EXERCISE AIM
Count every line that holds the string "Virchow", then give that number alone.

== INPUT MATERIAL ==

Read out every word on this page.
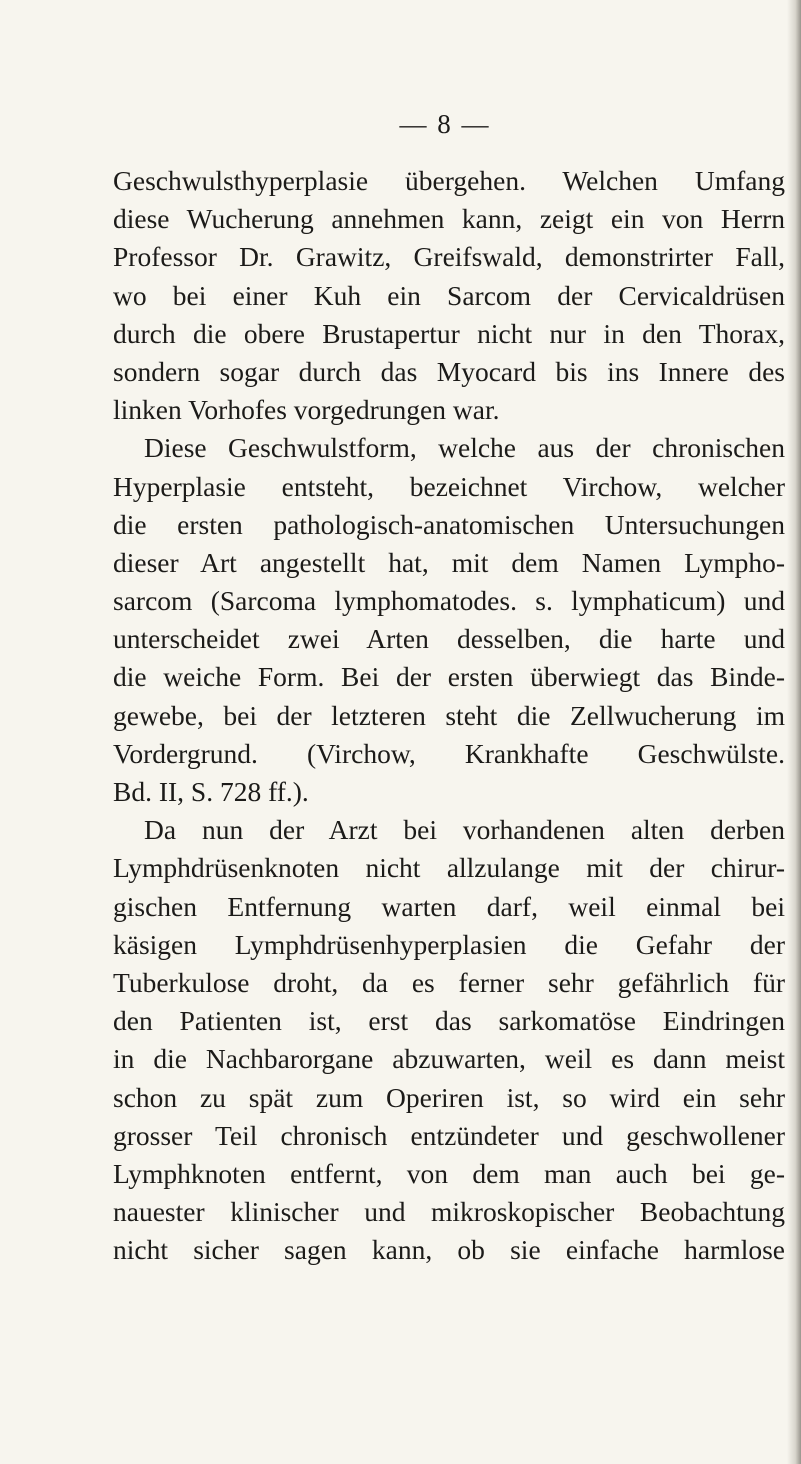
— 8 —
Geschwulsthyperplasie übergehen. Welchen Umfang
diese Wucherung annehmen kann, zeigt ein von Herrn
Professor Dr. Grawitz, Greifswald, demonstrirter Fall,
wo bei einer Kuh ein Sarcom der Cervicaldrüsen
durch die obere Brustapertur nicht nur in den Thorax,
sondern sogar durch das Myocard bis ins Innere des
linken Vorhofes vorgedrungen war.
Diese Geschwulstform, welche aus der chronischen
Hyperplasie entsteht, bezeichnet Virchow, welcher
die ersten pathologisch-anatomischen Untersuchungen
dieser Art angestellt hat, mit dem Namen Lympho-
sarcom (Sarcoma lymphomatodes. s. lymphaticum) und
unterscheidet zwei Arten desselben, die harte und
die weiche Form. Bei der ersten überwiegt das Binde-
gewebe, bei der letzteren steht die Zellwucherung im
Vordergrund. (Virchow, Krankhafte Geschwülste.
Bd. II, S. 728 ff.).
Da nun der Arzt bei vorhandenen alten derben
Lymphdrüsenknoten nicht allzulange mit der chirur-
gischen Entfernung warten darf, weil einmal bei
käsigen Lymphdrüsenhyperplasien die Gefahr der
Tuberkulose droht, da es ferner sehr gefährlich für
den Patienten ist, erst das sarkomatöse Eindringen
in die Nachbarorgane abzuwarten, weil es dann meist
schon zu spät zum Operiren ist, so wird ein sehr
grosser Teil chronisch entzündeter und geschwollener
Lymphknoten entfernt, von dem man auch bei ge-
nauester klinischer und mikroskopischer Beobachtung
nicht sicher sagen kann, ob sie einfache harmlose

===

THE SOLUTION
2